**Goal**
Extract from the listing each line in which the word "this" appears.

**Material for the task**
◆ ◆ ◆

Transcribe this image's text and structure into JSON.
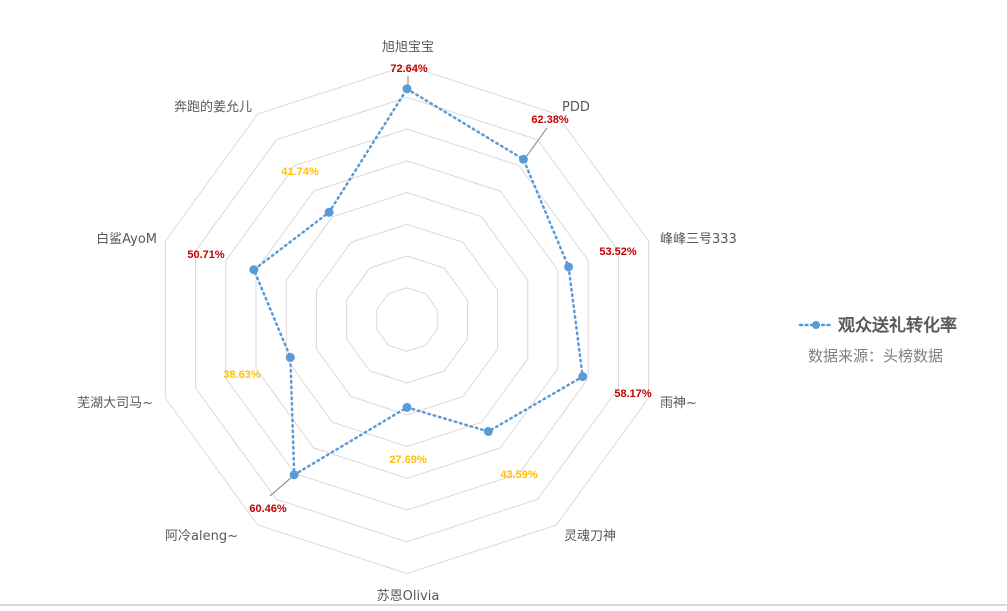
{
  "chart_data": {
    "type": "radar",
    "title": "",
    "series": [
      {
        "name": "观众送礼转化率",
        "color": "#5b9bd5",
        "values": [
          72.64,
          62.38,
          53.52,
          58.17,
          43.59,
          27.69,
          60.46,
          38.63,
          50.71,
          41.74
        ]
      }
    ],
    "categories": [
      "旭旭宝宝",
      "PDD",
      "峰峰三号333",
      "雨神~",
      "灵魂刀神",
      "苏恩Olivia",
      "阿冷aleng~",
      "芜湖大司马~",
      "白鲨AyoM",
      "奔跑的姜允儿"
    ],
    "value_labels": [
      "72.64%",
      "62.38%",
      "53.52%",
      "58.17%",
      "43.59%",
      "27.69%",
      "60.46%",
      "38.63%",
      "50.71%",
      "41.74%"
    ],
    "value_label_colors": [
      "#c00000",
      "#c00000",
      "#c00000",
      "#c00000",
      "#ffc000",
      "#ffc000",
      "#c00000",
      "#ffc000",
      "#c00000",
      "#ffc000"
    ],
    "rlim": [
      0,
      80
    ],
    "ring_step": 10,
    "grid": true,
    "legend_position": "right"
  },
  "legend": {
    "series_label": "观众送礼转化率",
    "source_label": "数据来源：头榜数据"
  },
  "colors": {
    "series": "#5b9bd5",
    "grid": "#d9d9d9",
    "high": "#c00000",
    "low": "#ffc000",
    "axis_text": "#595959"
  }
}
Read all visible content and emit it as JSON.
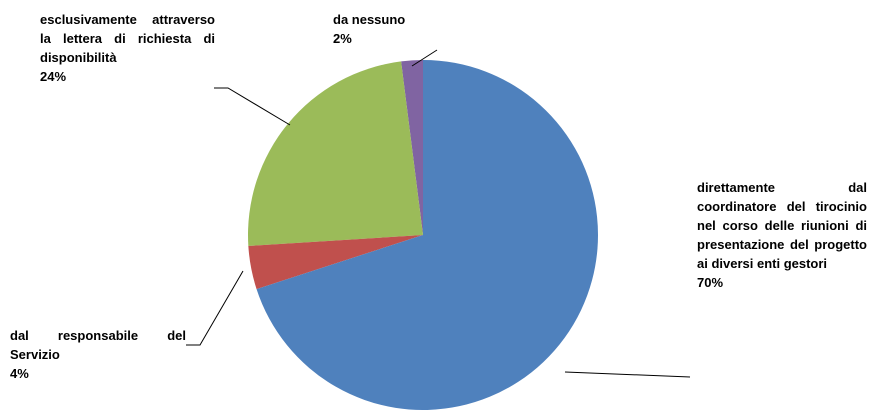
{
  "chart_data": {
    "type": "pie",
    "categories": [
      "direttamente dal coordinatore del tirocinio nel corso delle riunioni di presentazione del progetto ai diversi enti gestori",
      "dal responsabile del Servizio",
      "esclusivamente attraverso la lettera di richiesta di disponibilità",
      "da nessuno"
    ],
    "values": [
      70,
      4,
      24,
      2
    ],
    "value_labels": [
      "70%",
      "4%",
      "24%",
      "2%"
    ],
    "colors": [
      "#4f81bd",
      "#c0504d",
      "#9bbb59",
      "#8064a2"
    ]
  }
}
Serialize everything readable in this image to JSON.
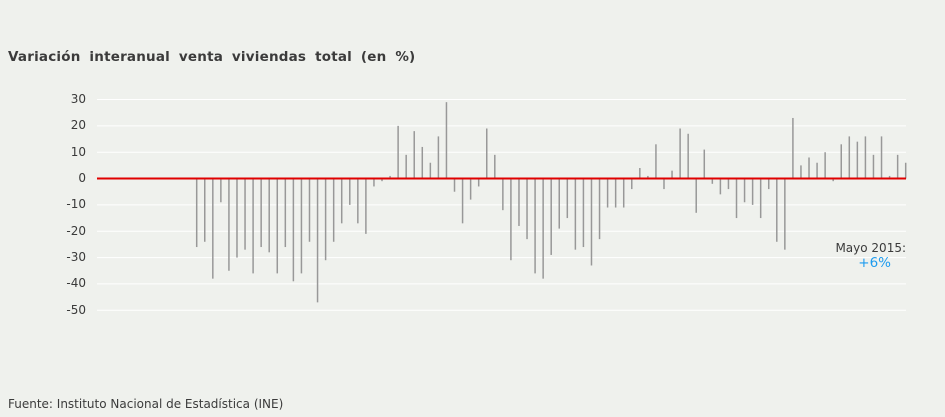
{
  "page": {
    "title": "Variación interanual venta viviendas total (en %)",
    "source": "Fuente: Instituto Nacional de Estadística (INE)"
  },
  "annotation": {
    "label": "Mayo 2015:",
    "value": "+6%"
  },
  "chart_data": {
    "type": "bar",
    "title": "Variación interanual venta viviendas total (en %)",
    "ylabel": "",
    "xlabel": "",
    "ylim": [
      -50,
      30
    ],
    "yticks": [
      30,
      20,
      10,
      0,
      -10,
      -20,
      -30,
      -40,
      -50
    ],
    "grid": true,
    "x_axis_labels_visible": false,
    "n_points": 89,
    "zero_line_highlighted": true,
    "last_point_annotation": "Mayo 2015: +6%",
    "values": [
      -26,
      -24,
      -38,
      -9,
      -35,
      -30,
      -27,
      -36,
      -26,
      -28,
      -36,
      -26,
      -39,
      -36,
      -24,
      -47,
      -31,
      -24,
      -17,
      -10,
      -17,
      -21,
      -3,
      -1,
      1,
      20,
      9,
      18,
      12,
      6,
      16,
      29,
      -5,
      -17,
      -8,
      -3,
      19,
      9,
      -12,
      -31,
      -18,
      -23,
      -36,
      -38,
      -29,
      -19,
      -15,
      -27,
      -26,
      -33,
      -23,
      -11,
      -11,
      -11,
      -4,
      4,
      1,
      13,
      -4,
      3,
      19,
      17,
      -13,
      11,
      -2,
      -6,
      -4,
      -15,
      -9,
      -10,
      -15,
      -4,
      -24,
      -27,
      23,
      5,
      8,
      6,
      10,
      -1,
      13,
      16,
      14,
      16,
      9,
      16,
      1,
      9,
      6
    ]
  },
  "colors": {
    "background": "#eff1ed",
    "gridline": "#ffffff",
    "zero_line": "#e00000",
    "bar": "#989898",
    "text": "#3b3b3b",
    "annotation_value": "#1d9bee"
  }
}
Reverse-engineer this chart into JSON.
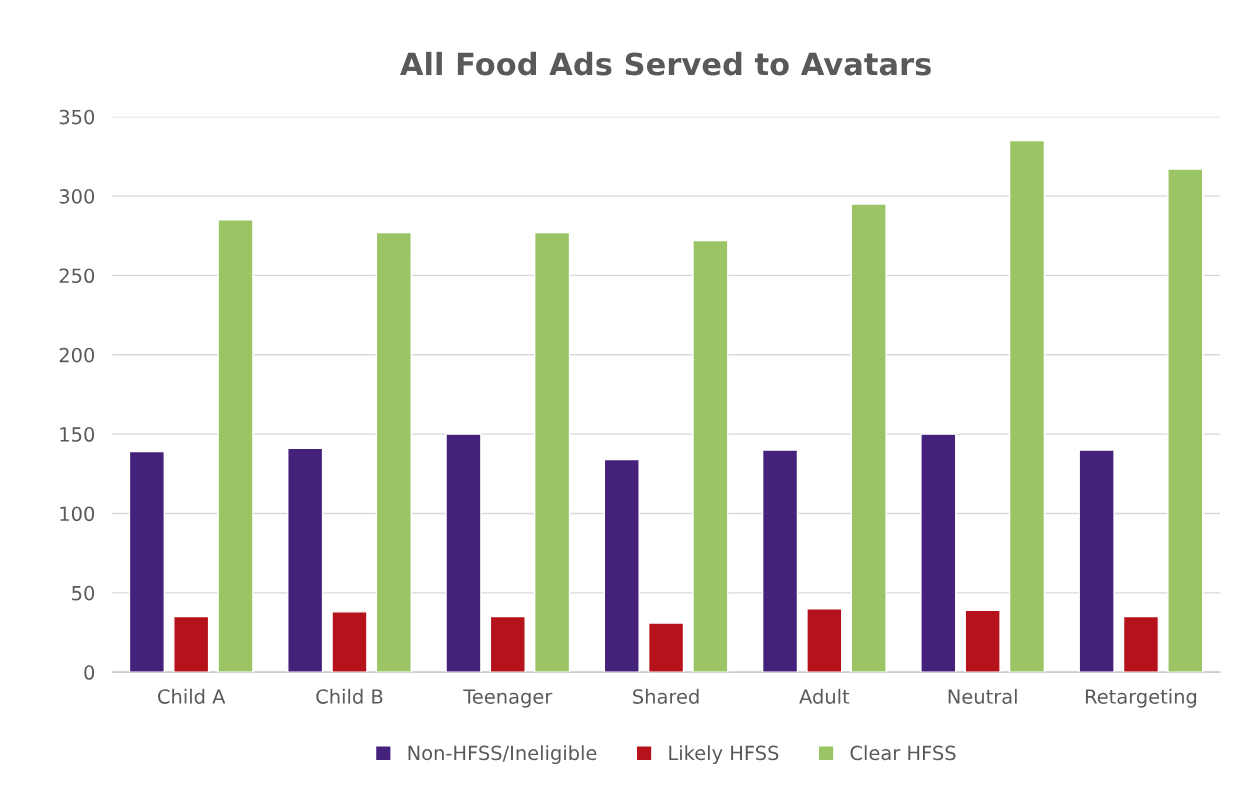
{
  "chart_data": {
    "type": "bar",
    "title": "All Food Ads Served to Avatars",
    "categories": [
      "Child A",
      "Child B",
      "Teenager",
      "Shared",
      "Adult",
      "Neutral",
      "Retargeting"
    ],
    "series": [
      {
        "name": "Non-HFSS/Ineligible",
        "color": "#44217a",
        "values": [
          139,
          141,
          150,
          134,
          140,
          150,
          140
        ]
      },
      {
        "name": "Likely HFSS",
        "color": "#b5121b",
        "values": [
          35,
          38,
          35,
          31,
          40,
          39,
          35
        ]
      },
      {
        "name": "Clear HFSS",
        "color": "#9bc564",
        "values": [
          285,
          277,
          277,
          272,
          295,
          335,
          317
        ]
      }
    ],
    "ylim": [
      0,
      350
    ],
    "yticks": [
      0,
      50,
      100,
      150,
      200,
      250,
      300,
      350
    ],
    "grid": "y",
    "legend": "bottom"
  }
}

◆ ◆ ◆

**Output**
Transcribe this image's text and structure into JSON.
Serialize everything readable in this image to JSON.
Reverse-engineer this chart into JSON.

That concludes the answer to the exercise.